*TO BE DONE*
Repeat every line below exactly as it reads.

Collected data
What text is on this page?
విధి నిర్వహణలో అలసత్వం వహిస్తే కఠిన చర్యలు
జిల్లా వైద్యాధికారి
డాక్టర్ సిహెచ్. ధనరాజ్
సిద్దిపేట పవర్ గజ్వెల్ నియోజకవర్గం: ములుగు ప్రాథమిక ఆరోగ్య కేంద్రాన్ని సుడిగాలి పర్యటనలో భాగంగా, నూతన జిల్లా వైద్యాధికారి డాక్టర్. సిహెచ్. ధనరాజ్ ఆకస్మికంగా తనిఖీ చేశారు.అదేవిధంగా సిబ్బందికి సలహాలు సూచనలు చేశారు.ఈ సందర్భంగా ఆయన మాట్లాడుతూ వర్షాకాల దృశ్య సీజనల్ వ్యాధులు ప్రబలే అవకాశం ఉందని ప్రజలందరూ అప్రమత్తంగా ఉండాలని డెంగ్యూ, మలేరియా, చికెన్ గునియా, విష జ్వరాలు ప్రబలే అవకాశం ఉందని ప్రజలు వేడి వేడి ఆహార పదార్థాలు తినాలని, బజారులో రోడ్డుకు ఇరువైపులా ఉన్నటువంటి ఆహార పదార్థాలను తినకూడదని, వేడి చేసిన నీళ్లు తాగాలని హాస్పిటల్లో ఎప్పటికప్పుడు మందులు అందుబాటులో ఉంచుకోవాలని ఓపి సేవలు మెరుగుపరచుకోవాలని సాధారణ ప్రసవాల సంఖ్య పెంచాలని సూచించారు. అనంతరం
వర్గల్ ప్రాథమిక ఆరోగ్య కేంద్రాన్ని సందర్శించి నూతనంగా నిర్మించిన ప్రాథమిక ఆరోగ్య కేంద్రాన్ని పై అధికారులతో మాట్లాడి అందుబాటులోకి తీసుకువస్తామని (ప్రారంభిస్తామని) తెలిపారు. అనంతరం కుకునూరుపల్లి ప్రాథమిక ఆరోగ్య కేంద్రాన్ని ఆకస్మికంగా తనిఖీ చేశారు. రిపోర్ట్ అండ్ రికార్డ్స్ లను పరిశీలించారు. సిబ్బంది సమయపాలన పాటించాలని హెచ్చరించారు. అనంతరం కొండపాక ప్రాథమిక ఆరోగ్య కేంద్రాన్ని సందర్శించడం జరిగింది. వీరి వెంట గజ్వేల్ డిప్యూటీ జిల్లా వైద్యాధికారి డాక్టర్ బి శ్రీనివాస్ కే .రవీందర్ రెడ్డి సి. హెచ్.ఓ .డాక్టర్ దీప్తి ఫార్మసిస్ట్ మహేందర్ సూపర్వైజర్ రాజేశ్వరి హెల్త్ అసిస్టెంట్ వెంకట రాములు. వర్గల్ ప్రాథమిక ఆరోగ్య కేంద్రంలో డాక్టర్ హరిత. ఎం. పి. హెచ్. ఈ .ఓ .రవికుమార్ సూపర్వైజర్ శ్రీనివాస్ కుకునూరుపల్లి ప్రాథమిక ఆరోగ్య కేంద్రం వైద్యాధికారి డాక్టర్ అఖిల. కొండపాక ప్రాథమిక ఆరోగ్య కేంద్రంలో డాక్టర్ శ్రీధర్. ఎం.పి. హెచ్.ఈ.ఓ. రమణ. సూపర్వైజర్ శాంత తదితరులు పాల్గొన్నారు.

*OUTPUT*
What text is on this page?
విధి నిర్వహణలో అలసత్వం వహిస్తే కఠిన చర్యలు
జిల్లా వైద్యాధికారి
డాక్టర్ సిహెచ్. ధనరాజ్
సిద్దిపేట పవర్ గజ్వెల్ నియోజకవర్గం: ములుగు ప్రాథమిక ఆరోగ్య కేంద్రాన్ని సుడిగాలి పర్యటనలో భాగంగా, నూతన జిల్లా వైద్యాధికారి డాక్టర్. సిహెచ్. ధనరాజ్ ఆకస్మికంగా తనిఖీ చేశారు.అదేవిధంగా సిబ్బందికి సలహాలు సూచనలు చేశారు.ఈ సందర్భంగా ఆయన మాట్లాడుతూ వర్షాకాల దృశ్య సీజనల్ వ్యాధులు ప్రబలే అవకాశం ఉందని ప్రజలందరూ అప్రమత్తంగా ఉండాలని డెంగ్యూ, మలేరియా, చికెన్ గునియా, విష జ్వరాలు ప్రబలే అవకాశం ఉందని ప్రజలు వేడి వేడి ఆహార పదార్థాలు తినాలని, బజారులో రోడ్డుకు ఇరువైపులా ఉన్నటువంటి ఆహార పదార్థాలను తినకూడదని, వేడి చేసిన నీళ్లు తాగాలని హాస్పిటల్లో ఎప్పటికప్పుడు మందులు అందుబాటులో ఉంచుకోవాలని ఓపి సేవలు మెరుగుపరచుకోవాలని సాధారణ ప్రసవాల సంఖ్య పెంచాలని సూచించారు. అనంతరం
వర్గల్ ప్రాథమిక ఆరోగ్య కేంద్రాన్ని సందర్శించి నూతనంగా నిర్మించిన ప్రాథమిక ఆరోగ్య కేంద్రాన్ని పై అధికారులతో మాట్లాడి అందుబాటులోకి తీసుకువస్తామని (ప్రారంభిస్తామని) తెలిపారు. అనంతరం కుకునూరుపల్లి ప్రాథమిక ఆరోగ్య కేంద్రాన్ని ఆకస్మికంగా తనిఖీ చేశారు. రిపోర్ట్ అండ్ రికార్డ్స్ లను పరిశీలించారు. సిబ్బంది సమయపాలన పాటించాలని హెచ్చరించారు. అనంతరం కొండపాక ప్రాథమిక ఆరోగ్య కేంద్రాన్ని సందర్శించడం జరిగింది. వీరి వెంట గజ్వేల్ డిప్యూటీ జిల్లా వైద్యాధికారి డాక్టర్ బి శ్రీనివాస్ కే .రవీందర్ రెడ్డి సి. హెచ్.ఓ .డాక్టర్ దీప్తి ఫార్మసిస్ట్ మహేందర్ సూపర్వైజర్ రాజేశ్వరి హెల్త్ అసిస్టెంట్ వెంకట రాములు. వర్గల్ ప్రాథమిక ఆరోగ్య కేంద్రంలో డాక్టర్ హరిత. ఎం. పి. హెచ్. ఈ .ఓ .రవికుమార్ సూపర్వైజర్ శ్రీనివాస్ కుకునూరుపల్లి ప్రాథమిక ఆరోగ్య కేంద్రం వైద్యాధికారి డాక్టర్ అఖిల. కొండపాక ప్రాథమిక ఆరోగ్య కేంద్రంలో డాక్టర్ శ్రీధర్. ఎం.పి. హెచ్.ఈ.ఓ. రమణ. సూపర్వైజర్ శాంత తదితరులు పాల్గొన్నారు.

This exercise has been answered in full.